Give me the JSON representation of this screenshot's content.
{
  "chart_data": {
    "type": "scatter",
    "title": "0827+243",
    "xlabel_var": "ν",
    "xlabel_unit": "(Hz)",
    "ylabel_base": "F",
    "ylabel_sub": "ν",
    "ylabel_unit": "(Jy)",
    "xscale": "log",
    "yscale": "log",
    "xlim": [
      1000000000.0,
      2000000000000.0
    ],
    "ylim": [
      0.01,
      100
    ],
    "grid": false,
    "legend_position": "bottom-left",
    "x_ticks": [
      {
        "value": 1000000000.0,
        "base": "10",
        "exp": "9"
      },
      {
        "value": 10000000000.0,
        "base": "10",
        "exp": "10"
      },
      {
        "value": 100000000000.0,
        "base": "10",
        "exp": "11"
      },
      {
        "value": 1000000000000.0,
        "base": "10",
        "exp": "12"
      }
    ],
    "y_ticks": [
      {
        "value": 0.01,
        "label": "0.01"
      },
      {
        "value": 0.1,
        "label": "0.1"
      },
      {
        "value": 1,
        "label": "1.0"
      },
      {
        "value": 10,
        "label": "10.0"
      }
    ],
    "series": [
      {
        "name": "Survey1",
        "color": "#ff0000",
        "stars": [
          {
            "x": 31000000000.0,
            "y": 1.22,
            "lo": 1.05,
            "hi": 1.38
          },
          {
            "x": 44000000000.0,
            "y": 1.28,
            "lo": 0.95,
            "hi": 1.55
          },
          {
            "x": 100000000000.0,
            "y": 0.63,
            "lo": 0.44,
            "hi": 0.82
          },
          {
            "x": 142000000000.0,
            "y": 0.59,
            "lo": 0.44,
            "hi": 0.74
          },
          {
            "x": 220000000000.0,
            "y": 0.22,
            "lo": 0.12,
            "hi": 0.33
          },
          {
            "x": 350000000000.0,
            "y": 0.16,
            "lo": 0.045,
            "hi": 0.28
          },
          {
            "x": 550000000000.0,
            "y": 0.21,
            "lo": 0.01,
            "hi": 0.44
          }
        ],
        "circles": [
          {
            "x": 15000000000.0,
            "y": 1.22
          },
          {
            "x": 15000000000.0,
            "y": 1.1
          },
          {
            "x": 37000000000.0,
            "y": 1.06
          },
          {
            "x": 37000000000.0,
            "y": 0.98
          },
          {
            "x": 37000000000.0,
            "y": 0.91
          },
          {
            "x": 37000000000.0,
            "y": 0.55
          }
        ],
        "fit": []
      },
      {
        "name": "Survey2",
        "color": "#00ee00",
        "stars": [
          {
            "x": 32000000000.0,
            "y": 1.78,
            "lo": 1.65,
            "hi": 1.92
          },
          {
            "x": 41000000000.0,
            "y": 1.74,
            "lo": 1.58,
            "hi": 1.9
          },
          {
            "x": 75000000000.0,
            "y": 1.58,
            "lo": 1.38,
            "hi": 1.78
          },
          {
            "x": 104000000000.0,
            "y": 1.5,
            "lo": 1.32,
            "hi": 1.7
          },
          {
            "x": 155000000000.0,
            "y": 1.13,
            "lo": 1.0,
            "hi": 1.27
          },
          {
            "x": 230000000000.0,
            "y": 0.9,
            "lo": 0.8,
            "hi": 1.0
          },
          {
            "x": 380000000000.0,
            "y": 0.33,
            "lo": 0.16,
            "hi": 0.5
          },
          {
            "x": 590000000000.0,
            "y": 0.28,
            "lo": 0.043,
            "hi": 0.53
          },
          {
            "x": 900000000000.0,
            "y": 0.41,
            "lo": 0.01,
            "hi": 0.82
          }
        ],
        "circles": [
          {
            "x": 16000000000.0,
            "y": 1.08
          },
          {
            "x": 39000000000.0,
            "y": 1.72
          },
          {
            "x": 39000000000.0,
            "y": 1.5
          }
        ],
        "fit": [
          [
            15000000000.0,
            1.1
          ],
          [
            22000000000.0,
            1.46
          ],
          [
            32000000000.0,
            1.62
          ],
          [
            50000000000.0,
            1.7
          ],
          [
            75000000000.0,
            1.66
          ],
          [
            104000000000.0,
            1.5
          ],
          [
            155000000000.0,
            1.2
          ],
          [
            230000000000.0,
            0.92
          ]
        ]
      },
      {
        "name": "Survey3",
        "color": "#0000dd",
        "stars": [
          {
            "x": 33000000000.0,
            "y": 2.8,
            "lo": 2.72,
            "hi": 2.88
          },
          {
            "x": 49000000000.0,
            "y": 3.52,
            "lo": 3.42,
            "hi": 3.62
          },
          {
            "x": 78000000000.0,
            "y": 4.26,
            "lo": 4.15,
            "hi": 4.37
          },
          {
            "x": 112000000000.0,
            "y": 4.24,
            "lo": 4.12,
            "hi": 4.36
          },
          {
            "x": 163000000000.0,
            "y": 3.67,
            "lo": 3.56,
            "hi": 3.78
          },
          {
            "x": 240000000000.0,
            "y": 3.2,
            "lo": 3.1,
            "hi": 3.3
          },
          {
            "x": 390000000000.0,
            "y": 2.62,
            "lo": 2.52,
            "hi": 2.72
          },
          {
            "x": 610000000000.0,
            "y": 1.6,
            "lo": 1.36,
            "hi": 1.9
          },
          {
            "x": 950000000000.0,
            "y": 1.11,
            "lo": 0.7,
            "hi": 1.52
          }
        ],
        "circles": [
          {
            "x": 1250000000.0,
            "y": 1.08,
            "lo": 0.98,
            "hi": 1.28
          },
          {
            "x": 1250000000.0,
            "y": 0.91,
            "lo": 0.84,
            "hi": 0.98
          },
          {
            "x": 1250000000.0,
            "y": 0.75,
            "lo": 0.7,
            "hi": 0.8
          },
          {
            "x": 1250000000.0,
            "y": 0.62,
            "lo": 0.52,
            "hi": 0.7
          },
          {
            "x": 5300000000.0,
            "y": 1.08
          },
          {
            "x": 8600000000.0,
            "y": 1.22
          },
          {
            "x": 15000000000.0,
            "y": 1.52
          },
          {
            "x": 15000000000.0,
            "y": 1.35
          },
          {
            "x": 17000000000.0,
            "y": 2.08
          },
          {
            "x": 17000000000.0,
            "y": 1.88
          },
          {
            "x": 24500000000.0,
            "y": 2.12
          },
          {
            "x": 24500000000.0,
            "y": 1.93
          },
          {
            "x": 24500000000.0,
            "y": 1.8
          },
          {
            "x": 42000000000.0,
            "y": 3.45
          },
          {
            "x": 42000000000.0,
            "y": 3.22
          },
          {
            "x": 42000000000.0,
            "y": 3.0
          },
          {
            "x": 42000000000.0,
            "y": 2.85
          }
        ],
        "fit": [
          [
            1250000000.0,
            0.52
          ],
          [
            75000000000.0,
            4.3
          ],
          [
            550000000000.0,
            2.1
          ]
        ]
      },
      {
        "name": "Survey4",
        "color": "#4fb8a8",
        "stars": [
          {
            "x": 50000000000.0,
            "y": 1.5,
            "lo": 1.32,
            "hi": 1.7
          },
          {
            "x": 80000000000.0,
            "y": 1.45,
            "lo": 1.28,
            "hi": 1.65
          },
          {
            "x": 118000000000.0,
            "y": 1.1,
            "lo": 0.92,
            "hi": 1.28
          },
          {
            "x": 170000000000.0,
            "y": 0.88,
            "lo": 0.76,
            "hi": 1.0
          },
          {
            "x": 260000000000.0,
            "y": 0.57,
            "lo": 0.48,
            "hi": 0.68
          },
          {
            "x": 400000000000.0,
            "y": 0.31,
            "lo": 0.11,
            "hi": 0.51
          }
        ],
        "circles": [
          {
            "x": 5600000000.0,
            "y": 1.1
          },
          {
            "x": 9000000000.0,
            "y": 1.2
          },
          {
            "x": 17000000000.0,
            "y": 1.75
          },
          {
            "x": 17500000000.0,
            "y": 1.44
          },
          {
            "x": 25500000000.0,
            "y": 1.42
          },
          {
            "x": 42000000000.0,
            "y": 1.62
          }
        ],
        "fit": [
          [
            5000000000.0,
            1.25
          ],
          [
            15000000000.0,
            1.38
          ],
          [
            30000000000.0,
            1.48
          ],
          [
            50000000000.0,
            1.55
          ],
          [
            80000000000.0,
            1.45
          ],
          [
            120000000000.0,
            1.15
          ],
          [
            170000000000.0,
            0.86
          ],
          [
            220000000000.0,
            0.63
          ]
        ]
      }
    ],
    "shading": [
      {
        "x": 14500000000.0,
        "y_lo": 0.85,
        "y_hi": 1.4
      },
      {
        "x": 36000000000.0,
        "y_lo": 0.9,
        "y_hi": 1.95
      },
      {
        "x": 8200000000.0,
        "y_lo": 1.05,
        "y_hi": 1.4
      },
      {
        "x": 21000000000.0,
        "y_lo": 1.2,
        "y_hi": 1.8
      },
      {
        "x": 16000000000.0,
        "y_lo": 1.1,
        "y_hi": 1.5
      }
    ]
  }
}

--- GIVEN REQUEST ---
From the records given above, copy all lines containing "name".

--- IN RESPONSE ---
        "name": "Survey1",
        "name": "Survey2",
        "name": "Survey3",
        "name": "Survey4",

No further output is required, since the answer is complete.